EXERCISE AIM ▸ Check each line of the listing for the word "наименования" and give only the number of lines that have it.

INFORMATION SHOWN ▸

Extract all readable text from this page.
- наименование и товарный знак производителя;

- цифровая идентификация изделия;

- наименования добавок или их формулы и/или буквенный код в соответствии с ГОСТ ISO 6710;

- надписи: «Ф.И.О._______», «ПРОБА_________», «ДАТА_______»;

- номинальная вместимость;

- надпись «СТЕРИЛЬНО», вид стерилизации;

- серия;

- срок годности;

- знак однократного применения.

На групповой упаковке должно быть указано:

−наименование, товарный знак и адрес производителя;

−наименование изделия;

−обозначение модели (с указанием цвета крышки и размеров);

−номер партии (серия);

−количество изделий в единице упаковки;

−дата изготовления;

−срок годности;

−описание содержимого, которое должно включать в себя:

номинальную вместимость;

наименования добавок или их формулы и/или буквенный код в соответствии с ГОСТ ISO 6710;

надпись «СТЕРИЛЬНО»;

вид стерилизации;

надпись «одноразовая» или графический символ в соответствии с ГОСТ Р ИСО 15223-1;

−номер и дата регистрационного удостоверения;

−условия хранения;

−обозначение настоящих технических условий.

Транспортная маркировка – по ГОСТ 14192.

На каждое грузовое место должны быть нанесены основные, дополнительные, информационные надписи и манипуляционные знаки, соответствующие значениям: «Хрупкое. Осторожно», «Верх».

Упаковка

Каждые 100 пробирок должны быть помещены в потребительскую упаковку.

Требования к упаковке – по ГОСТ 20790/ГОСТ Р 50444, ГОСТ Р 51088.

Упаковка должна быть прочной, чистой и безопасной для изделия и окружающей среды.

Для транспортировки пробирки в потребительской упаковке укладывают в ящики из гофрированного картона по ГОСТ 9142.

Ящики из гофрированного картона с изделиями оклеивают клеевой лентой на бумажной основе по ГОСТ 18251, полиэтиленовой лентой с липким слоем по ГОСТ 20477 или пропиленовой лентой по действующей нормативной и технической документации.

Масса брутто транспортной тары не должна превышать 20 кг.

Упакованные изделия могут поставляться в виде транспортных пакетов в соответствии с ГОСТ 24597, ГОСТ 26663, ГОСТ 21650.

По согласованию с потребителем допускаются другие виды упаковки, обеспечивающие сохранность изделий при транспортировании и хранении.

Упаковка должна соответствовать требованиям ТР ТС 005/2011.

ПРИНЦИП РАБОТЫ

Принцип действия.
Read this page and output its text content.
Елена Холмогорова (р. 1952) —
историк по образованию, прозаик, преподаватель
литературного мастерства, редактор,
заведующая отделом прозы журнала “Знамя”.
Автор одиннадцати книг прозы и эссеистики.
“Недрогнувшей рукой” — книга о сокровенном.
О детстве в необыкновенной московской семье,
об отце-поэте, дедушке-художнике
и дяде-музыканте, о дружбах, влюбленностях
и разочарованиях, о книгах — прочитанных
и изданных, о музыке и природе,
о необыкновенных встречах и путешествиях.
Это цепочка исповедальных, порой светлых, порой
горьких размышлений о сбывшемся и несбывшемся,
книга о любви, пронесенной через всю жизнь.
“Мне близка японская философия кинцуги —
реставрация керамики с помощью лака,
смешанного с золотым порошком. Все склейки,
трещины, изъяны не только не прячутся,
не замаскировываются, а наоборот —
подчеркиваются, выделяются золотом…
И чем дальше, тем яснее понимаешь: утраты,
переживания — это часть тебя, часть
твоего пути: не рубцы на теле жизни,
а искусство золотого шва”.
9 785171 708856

WORKED SOLUTION ▸ 2